TASK ITEM: Only the pictures are to be dropped, and the rest of the data should be copied exactly.

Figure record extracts
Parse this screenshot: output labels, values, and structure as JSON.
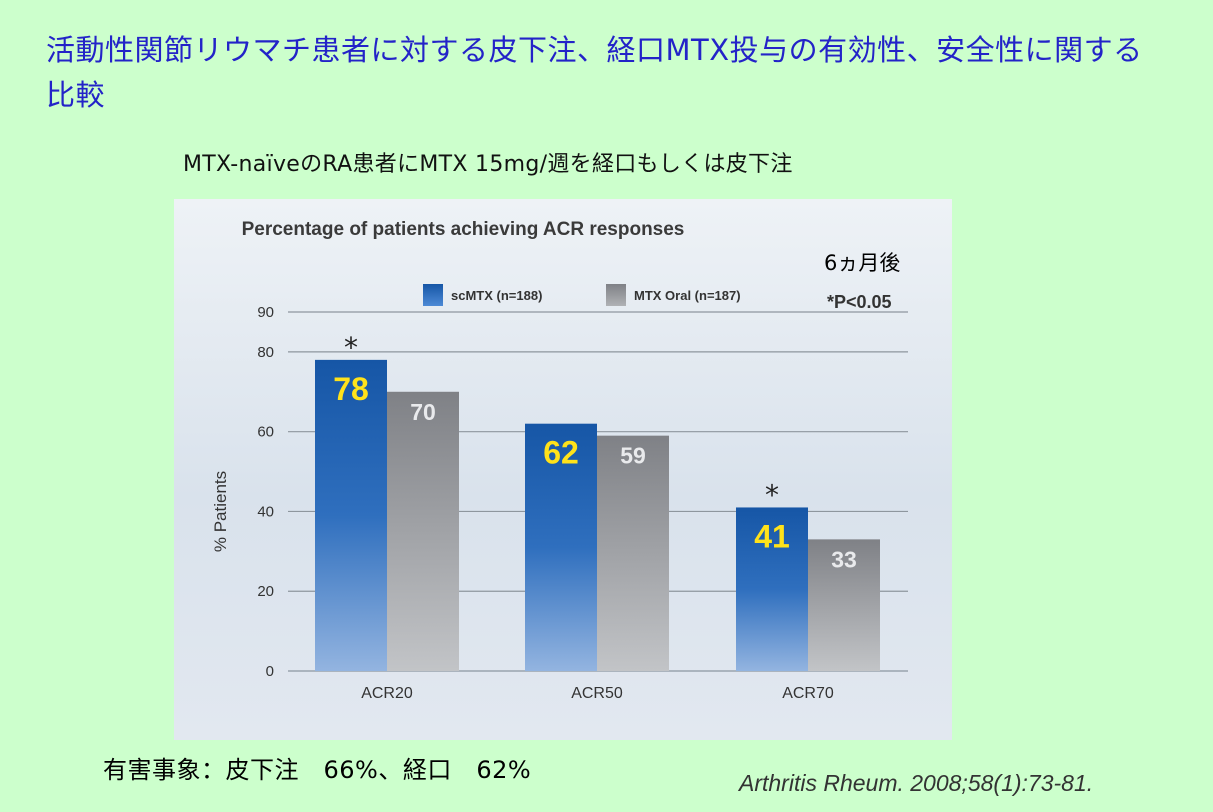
{
  "slide": {
    "title": "活動性関節リウマチ患者に対する皮下注、経口MTX投与の有効性、安全性に関する比較",
    "subtitle": "MTX-naïveのRA患者にMTX 15mg/週を経口もしくは皮下注",
    "adverse_events": "有害事象：皮下注　66%、経口　62%",
    "citation": "Arthritis Rheum. 2008;58(1):73-81."
  },
  "chart_data": {
    "type": "bar",
    "title": "Percentage of patients achieving ACR responses",
    "annotation": "6ヵ月後",
    "significance_note": "*P<0.05",
    "ylabel": "% Patients",
    "xlabel": "",
    "ylim": [
      0,
      90
    ],
    "yticks": [
      0,
      20,
      40,
      60,
      80,
      90
    ],
    "grid": true,
    "legend_position": "top-right",
    "categories": [
      "ACR20",
      "ACR50",
      "ACR70"
    ],
    "series": [
      {
        "name": "scMTX (n=188)",
        "values": [
          78,
          62,
          41
        ],
        "significant": [
          true,
          false,
          true
        ],
        "color": "#1a5aa8"
      },
      {
        "name": "MTX Oral (n=187)",
        "values": [
          70,
          59,
          33
        ],
        "significant": [
          false,
          false,
          false
        ],
        "color": "#8a8c90"
      }
    ]
  }
}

ANSWER SPACE:
Parse this screenshot: output labels, values, and structure as JSON.
{
  "slide": {
    "title": "活動性関節リウマチ患者に対する皮下注、経口MTX投与の有効性、安全性に関する比較",
    "subtitle": "MTX-naïveのRA患者にMTX 15mg/週を経口もしくは皮下注",
    "adverse_events": "有害事象：皮下注　66%、経口　62%",
    "citation": "Arthritis Rheum. 2008;58(1):73-81."
  },
  "chart_data": {
    "type": "bar",
    "title": "Percentage of patients achieving ACR responses",
    "annotation": "6ヵ月後",
    "significance_note": "*P<0.05",
    "ylabel": "% Patients",
    "xlabel": "",
    "ylim": [
      0,
      90
    ],
    "yticks": [
      0,
      20,
      40,
      60,
      80,
      90
    ],
    "grid": true,
    "legend_position": "top-right",
    "categories": [
      "ACR20",
      "ACR50",
      "ACR70"
    ],
    "series": [
      {
        "name": "scMTX (n=188)",
        "values": [
          78,
          62,
          41
        ],
        "significant": [
          true,
          false,
          true
        ],
        "color": "#1a5aa8"
      },
      {
        "name": "MTX Oral (n=187)",
        "values": [
          70,
          59,
          33
        ],
        "significant": [
          false,
          false,
          false
        ],
        "color": "#8a8c90"
      }
    ]
  }
}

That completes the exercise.